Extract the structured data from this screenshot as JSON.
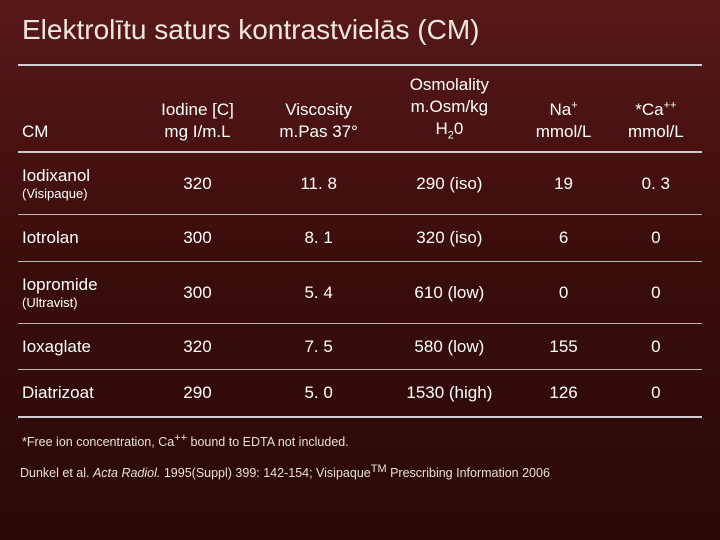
{
  "title": "Elektrolītu saturs kontrastvielās (CM)",
  "headers": {
    "c0": "CM",
    "c1a": "Iodine [C]",
    "c1b": "mg I/m.L",
    "c2a": "Viscosity",
    "c2b": "m.Pas 37°",
    "c3a": "Osmolality",
    "c3b": "m.Osm/kg",
    "c3c_pre": "H",
    "c3c_sub": "2",
    "c3c_post": "0",
    "c4a_pre": "Na",
    "c4a_sup": "+",
    "c4b": "mmol/L",
    "c5a_pre": "*Ca",
    "c5a_sup": "++",
    "c5b": "mmol/L"
  },
  "rows": [
    {
      "name": "Iodixanol",
      "sub": "(Visipaque)",
      "iodine": "320",
      "visc": "11. 8",
      "osm": "290 (iso)",
      "na": "19",
      "ca": "0. 3"
    },
    {
      "name": "Iotrolan",
      "sub": "",
      "iodine": "300",
      "visc": "8. 1",
      "osm": "320 (iso)",
      "na": "6",
      "ca": "0"
    },
    {
      "name": "Iopromide",
      "sub": "(Ultravist)",
      "iodine": "300",
      "visc": "5. 4",
      "osm": "610 (low)",
      "na": "0",
      "ca": "0"
    },
    {
      "name": "Ioxaglate",
      "sub": "",
      "iodine": "320",
      "visc": "7. 5",
      "osm": "580 (low)",
      "na": "155",
      "ca": "0"
    },
    {
      "name": "Diatrizoat",
      "sub": "",
      "iodine": "290",
      "visc": "5. 0",
      "osm": "1530 (high)",
      "na": "126",
      "ca": "0"
    }
  ],
  "footnote_pre": "*Free ion concentration, Ca",
  "footnote_sup": "++",
  "footnote_post": " bound to EDTA not included.",
  "citation_a": "Dunkel et al. ",
  "citation_ital": "Acta Radiol.",
  "citation_b": " 1995(Suppl) 399: 142-154; Visipaque",
  "citation_tm": "TM",
  "citation_c": " Prescribing Information 2006"
}
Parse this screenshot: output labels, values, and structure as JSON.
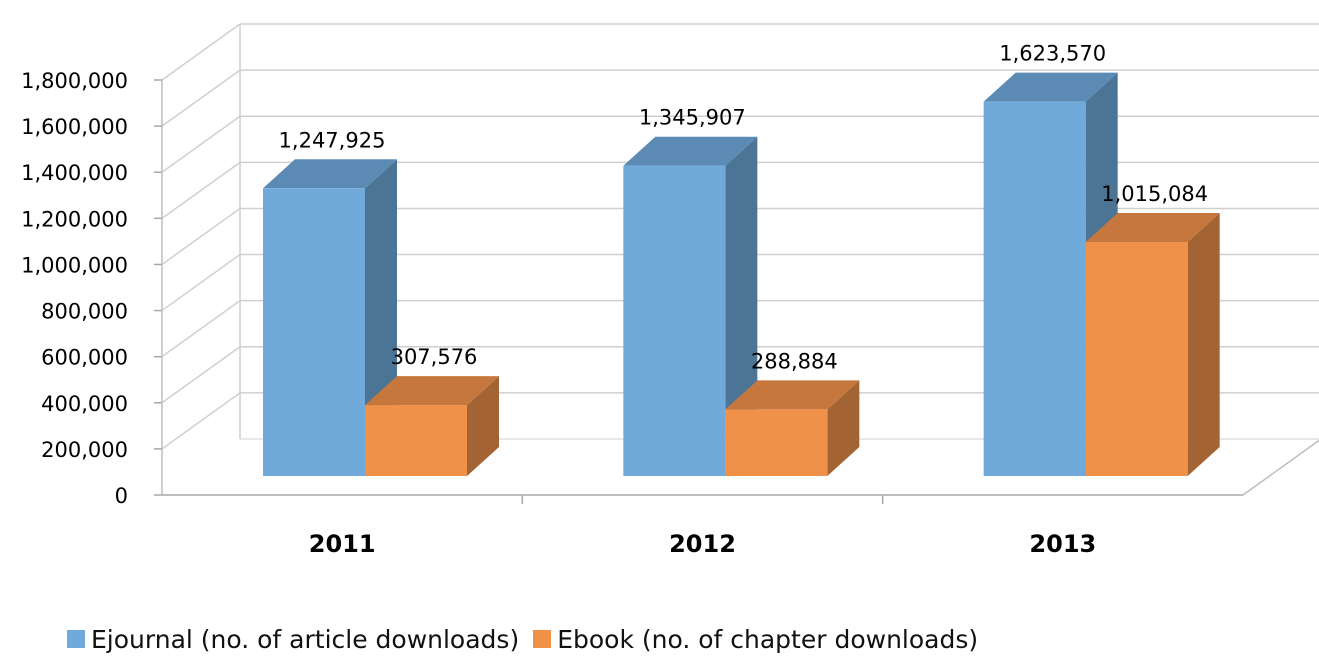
{
  "chart_data": {
    "type": "bar",
    "title": "",
    "xlabel": "",
    "ylabel": "",
    "categories": [
      "2011",
      "2012",
      "2013"
    ],
    "series": [
      {
        "name": "Ejournal (no. of article downloads)",
        "values": [
          1247925,
          1345907,
          1623570
        ],
        "labels": [
          "1,247,925",
          "1,345,907",
          "1,623,570"
        ],
        "color": "#6FAADB"
      },
      {
        "name": "Ebook (no. of chapter downloads)",
        "values": [
          307576,
          288884,
          1015084
        ],
        "labels": [
          "307,576",
          "288,884",
          "1,015,084"
        ],
        "color": "#F0914A"
      }
    ],
    "ylim": [
      0,
      1800000
    ],
    "yticks": [
      "0",
      "200,000",
      "400,000",
      "600,000",
      "800,000",
      "1,000,000",
      "1,200,000",
      "1,400,000",
      "1,600,000",
      "1,800,000"
    ],
    "grid": true,
    "style": "3d-clustered-column",
    "legend_position": "bottom"
  }
}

· · · ·

The request =>
List every line above that holds the word "downloads".

Exercise result =>
        "name": "Ejournal (no. of article downloads)",
        "name": "Ebook (no. of chapter downloads)",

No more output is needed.